*** Supplied data ***
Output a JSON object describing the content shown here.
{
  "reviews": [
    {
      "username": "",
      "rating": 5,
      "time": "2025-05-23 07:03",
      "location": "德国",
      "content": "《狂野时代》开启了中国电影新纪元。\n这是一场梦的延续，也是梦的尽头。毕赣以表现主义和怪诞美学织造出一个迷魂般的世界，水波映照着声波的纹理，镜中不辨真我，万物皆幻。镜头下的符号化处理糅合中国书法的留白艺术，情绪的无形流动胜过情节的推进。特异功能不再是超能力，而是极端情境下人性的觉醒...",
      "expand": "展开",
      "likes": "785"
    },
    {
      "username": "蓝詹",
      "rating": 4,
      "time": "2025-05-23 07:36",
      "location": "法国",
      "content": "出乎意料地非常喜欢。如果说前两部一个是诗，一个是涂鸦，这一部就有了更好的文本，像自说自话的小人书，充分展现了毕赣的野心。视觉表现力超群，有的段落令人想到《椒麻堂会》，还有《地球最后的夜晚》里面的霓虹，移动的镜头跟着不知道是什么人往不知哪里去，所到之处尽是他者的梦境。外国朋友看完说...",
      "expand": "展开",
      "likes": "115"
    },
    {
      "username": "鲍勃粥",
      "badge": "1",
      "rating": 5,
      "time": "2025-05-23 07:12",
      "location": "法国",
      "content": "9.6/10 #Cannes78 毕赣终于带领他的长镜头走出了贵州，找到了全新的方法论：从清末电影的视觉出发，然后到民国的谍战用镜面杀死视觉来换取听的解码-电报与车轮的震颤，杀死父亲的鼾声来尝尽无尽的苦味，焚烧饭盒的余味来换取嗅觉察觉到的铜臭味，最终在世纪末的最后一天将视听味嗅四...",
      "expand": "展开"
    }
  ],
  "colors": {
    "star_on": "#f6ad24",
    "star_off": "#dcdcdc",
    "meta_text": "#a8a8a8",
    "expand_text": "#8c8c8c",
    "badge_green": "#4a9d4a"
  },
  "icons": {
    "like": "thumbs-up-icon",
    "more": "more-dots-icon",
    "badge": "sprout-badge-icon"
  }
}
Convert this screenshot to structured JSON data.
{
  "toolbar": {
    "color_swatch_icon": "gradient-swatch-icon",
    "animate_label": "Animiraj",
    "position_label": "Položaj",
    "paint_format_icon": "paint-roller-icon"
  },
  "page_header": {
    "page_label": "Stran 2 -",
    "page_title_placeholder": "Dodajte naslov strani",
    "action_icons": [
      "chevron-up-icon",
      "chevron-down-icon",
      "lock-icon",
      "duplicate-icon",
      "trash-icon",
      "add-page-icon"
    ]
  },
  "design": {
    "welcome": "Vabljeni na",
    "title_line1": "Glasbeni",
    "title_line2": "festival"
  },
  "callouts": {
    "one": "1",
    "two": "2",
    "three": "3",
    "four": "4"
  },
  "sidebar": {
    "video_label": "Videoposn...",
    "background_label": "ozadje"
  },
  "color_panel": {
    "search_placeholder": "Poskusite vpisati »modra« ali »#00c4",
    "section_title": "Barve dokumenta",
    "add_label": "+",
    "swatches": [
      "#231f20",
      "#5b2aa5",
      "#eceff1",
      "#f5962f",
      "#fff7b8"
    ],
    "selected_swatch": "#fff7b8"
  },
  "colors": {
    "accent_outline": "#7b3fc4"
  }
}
***
* _Stated problem_:
Every line in the data that holds "time" should be copied out.

* _Answer for the task_:
      "time": "2025-05-23 07:03",
      "time": "2025-05-23 07:36",
      "time": "2025-05-23 07:12",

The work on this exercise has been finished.